Start of Input data

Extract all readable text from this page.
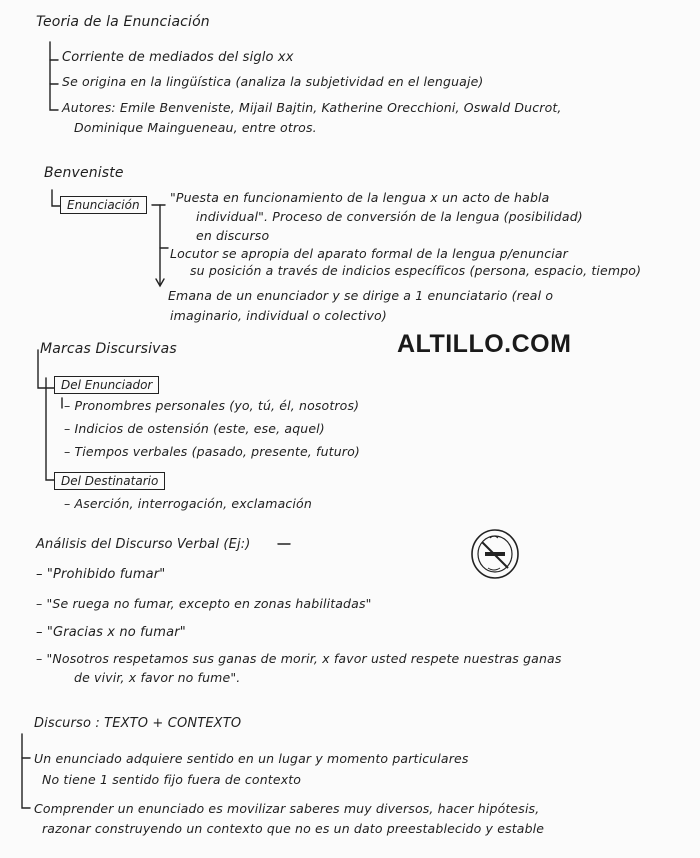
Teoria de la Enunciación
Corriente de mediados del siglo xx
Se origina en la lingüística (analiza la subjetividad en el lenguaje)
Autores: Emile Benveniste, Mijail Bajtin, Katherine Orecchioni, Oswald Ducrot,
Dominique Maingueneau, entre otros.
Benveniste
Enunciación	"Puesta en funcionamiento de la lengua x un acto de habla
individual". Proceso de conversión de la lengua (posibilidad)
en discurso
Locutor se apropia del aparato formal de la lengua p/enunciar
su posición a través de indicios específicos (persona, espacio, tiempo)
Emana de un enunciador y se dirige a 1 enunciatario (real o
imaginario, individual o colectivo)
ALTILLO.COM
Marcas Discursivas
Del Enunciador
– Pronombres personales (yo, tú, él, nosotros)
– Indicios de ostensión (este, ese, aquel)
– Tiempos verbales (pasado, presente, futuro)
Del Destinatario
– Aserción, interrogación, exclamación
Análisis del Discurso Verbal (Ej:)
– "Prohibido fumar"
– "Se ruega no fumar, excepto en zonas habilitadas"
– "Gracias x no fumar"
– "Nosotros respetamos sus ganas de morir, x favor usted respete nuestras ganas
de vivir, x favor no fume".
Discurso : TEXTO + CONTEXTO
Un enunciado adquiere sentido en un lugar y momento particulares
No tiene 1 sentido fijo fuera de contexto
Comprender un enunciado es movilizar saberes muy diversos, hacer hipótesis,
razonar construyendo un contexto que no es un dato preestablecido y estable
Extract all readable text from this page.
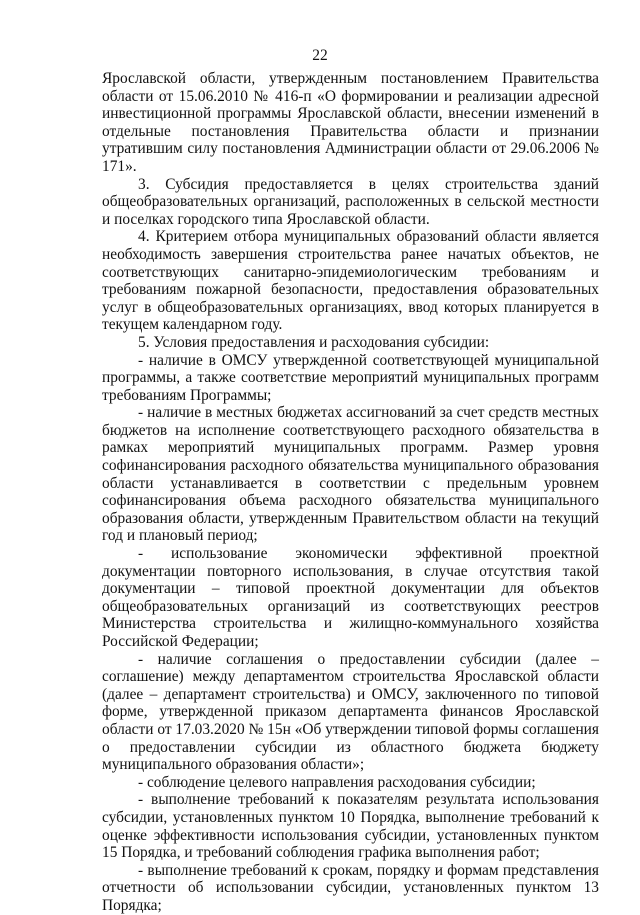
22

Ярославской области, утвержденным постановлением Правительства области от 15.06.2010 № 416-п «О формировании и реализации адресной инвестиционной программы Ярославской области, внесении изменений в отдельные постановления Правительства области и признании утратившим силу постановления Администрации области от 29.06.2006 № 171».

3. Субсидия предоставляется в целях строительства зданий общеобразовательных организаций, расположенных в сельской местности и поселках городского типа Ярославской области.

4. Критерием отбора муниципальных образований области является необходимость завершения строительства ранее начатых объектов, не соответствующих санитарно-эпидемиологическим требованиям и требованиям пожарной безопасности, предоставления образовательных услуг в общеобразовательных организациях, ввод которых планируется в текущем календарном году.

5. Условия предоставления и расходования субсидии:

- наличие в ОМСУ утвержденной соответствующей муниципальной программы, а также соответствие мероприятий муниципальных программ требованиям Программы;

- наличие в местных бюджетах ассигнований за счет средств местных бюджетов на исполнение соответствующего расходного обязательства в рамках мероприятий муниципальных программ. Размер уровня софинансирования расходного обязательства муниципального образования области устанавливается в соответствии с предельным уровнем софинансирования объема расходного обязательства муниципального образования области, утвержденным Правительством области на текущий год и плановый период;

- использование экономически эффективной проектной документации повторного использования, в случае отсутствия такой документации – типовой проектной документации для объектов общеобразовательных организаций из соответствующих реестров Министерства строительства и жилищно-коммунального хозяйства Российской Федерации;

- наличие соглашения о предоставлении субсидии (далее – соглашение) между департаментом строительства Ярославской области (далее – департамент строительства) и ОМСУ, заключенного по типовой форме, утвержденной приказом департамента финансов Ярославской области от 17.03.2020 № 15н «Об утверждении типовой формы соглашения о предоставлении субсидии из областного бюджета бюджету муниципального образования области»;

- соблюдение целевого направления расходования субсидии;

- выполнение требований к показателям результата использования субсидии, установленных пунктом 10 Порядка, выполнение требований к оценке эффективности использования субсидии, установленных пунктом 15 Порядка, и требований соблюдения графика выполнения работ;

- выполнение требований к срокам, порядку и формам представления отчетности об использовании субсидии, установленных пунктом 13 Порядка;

End of Input data
Start of Input data

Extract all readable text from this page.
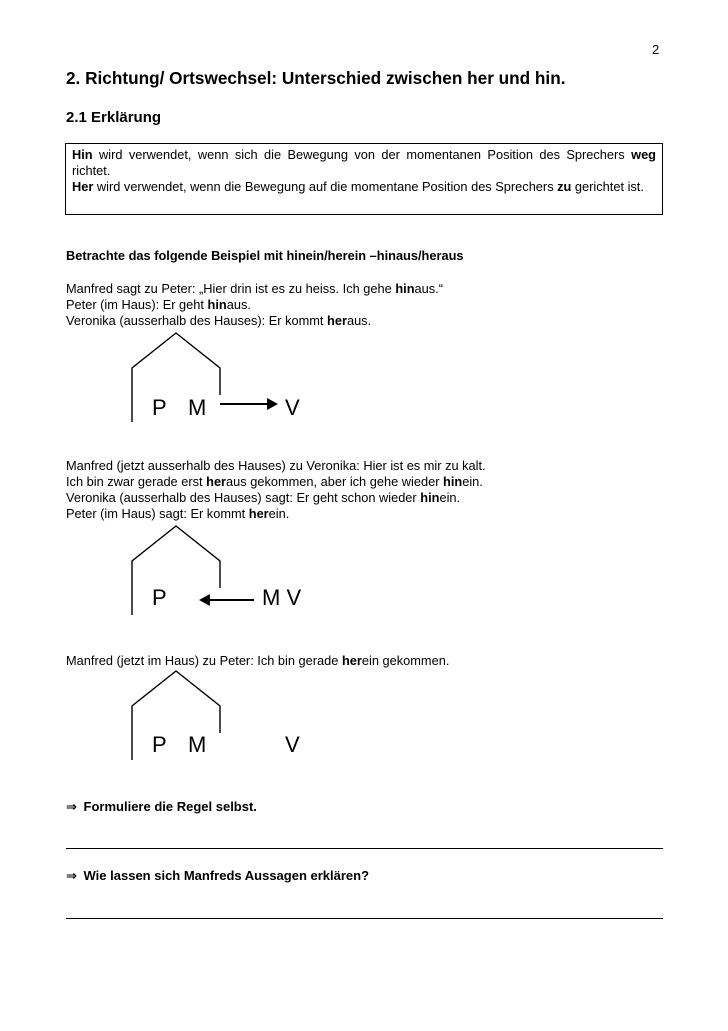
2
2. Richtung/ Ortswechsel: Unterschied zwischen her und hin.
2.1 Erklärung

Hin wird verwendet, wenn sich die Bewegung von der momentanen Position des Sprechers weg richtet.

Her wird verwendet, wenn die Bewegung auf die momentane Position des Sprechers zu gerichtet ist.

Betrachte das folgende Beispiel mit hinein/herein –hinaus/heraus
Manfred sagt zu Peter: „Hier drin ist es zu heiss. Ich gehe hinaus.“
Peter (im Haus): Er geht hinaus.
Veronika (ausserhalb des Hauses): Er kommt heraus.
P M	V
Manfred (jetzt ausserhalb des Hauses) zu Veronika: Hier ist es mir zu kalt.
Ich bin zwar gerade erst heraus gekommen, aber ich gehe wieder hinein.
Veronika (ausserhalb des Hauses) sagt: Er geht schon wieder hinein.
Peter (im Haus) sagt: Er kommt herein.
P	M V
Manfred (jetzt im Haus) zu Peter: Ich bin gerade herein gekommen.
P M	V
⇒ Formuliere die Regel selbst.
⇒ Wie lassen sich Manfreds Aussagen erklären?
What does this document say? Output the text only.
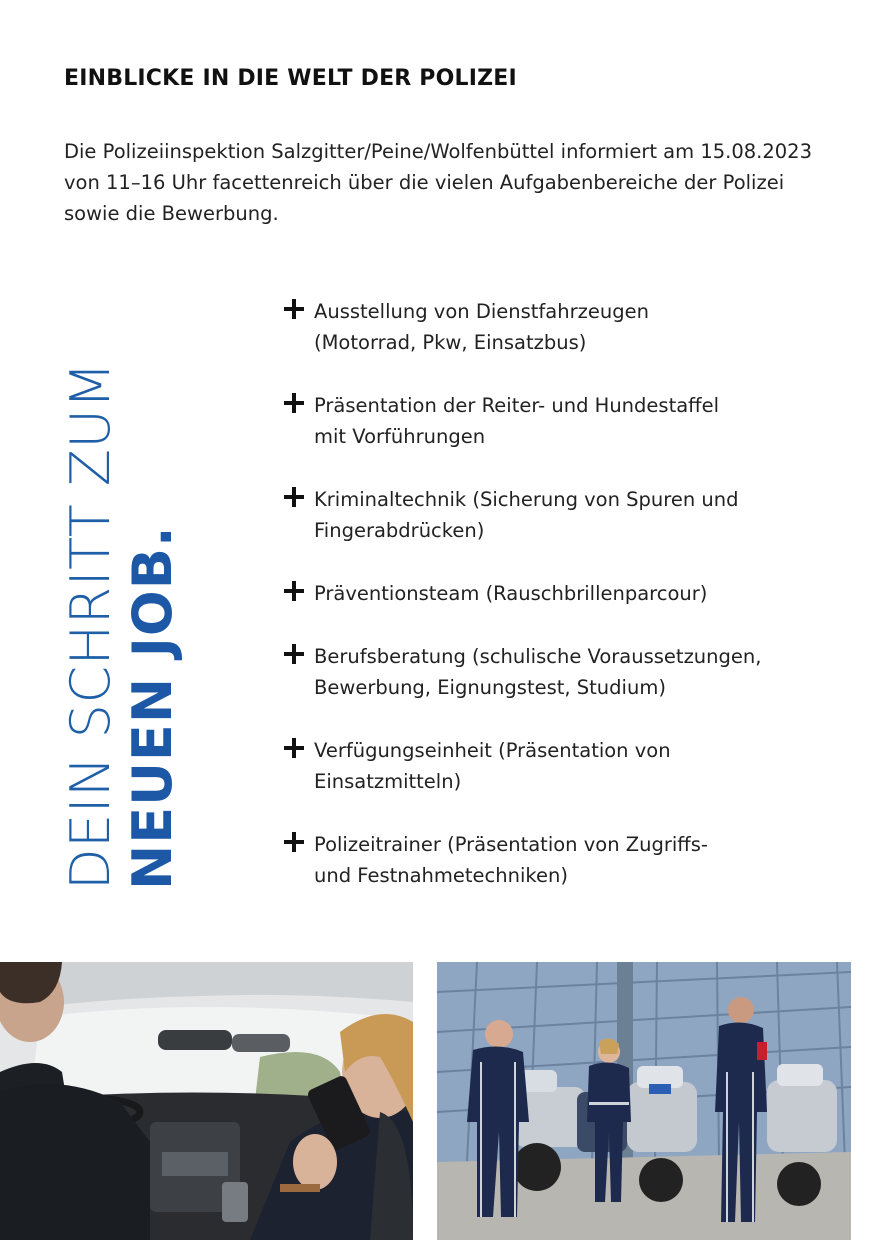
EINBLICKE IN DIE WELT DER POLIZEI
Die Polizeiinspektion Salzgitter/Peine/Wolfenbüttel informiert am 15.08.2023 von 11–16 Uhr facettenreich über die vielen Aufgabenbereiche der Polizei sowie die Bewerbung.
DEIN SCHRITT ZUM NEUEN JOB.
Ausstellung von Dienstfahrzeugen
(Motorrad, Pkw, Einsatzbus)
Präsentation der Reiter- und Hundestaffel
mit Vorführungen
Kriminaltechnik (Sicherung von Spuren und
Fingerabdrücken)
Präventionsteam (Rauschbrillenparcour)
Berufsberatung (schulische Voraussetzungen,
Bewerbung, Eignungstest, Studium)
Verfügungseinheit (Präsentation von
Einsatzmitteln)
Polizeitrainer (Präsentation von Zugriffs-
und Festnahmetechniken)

End of Input data
Start of Input data

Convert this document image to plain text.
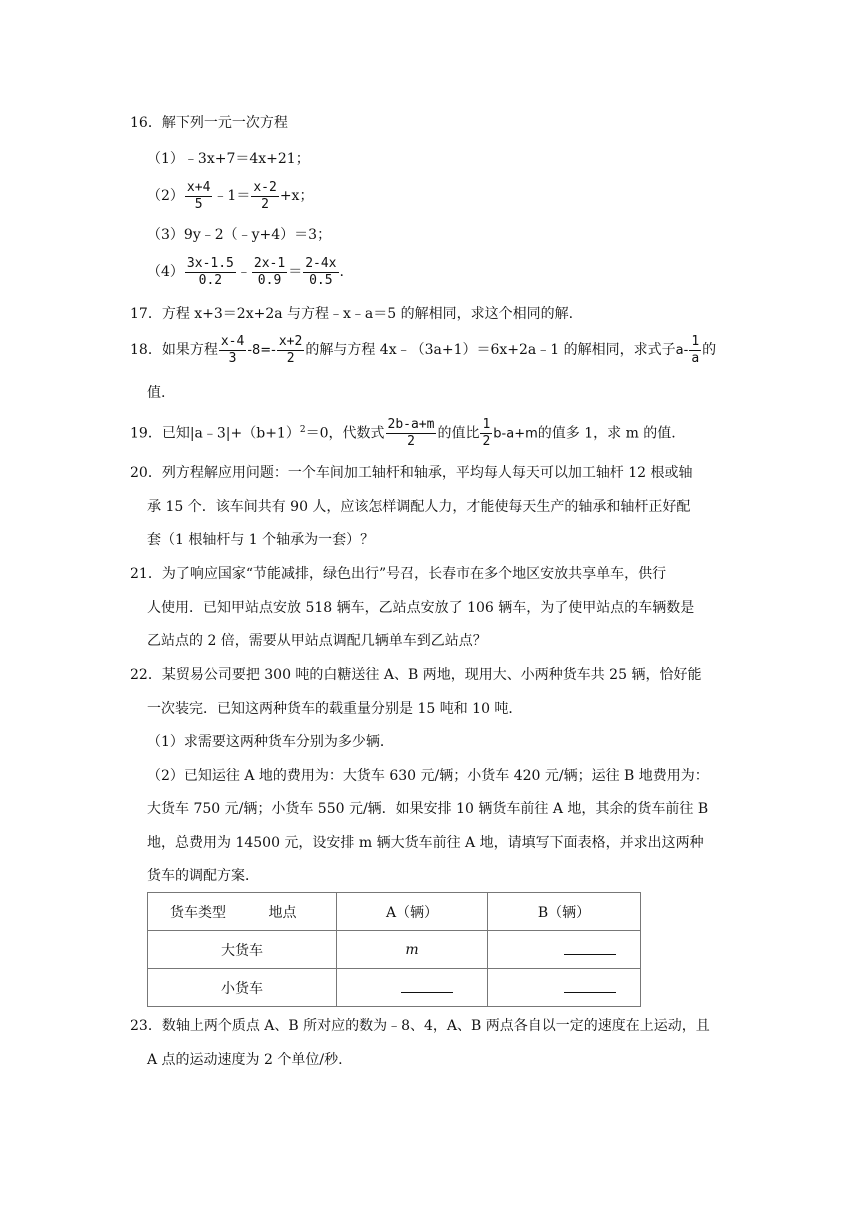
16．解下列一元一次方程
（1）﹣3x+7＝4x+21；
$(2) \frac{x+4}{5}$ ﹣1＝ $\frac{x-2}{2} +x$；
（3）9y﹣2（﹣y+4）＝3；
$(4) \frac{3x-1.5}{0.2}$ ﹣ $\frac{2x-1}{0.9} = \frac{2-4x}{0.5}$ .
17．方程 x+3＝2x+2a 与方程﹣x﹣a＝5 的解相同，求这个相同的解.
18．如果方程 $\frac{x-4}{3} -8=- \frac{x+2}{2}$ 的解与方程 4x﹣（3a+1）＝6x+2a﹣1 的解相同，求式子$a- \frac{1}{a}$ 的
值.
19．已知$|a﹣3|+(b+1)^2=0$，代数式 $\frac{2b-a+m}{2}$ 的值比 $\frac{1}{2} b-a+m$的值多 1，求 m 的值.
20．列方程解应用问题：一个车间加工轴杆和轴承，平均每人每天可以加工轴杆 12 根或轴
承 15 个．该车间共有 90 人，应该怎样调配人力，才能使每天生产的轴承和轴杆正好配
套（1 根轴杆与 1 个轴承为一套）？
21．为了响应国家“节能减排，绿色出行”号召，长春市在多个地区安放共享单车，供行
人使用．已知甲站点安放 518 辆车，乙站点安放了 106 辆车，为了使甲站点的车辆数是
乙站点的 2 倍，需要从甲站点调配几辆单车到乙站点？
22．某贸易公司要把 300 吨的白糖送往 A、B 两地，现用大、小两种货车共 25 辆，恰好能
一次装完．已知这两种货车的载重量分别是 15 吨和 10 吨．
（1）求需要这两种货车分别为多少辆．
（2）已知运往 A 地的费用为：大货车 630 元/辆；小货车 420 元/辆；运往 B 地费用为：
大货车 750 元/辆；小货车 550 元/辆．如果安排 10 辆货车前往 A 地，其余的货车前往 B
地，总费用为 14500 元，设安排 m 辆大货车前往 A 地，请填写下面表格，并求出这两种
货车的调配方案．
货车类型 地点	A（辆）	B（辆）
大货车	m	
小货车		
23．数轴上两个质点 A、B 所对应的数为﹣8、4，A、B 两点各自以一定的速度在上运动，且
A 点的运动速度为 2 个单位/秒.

End of Input data

Instructions to follow | Where a line in the material above holds "hinein", copy that line.

Written answer |
Betrachte das folgende Beispiel mit hinein/herein –hinaus/heraus
Ich bin zwar gerade erst heraus gekommen, aber ich gehe wieder hinein.
Veronika (ausserhalb des Hauses) sagt: Er geht schon wieder hinein.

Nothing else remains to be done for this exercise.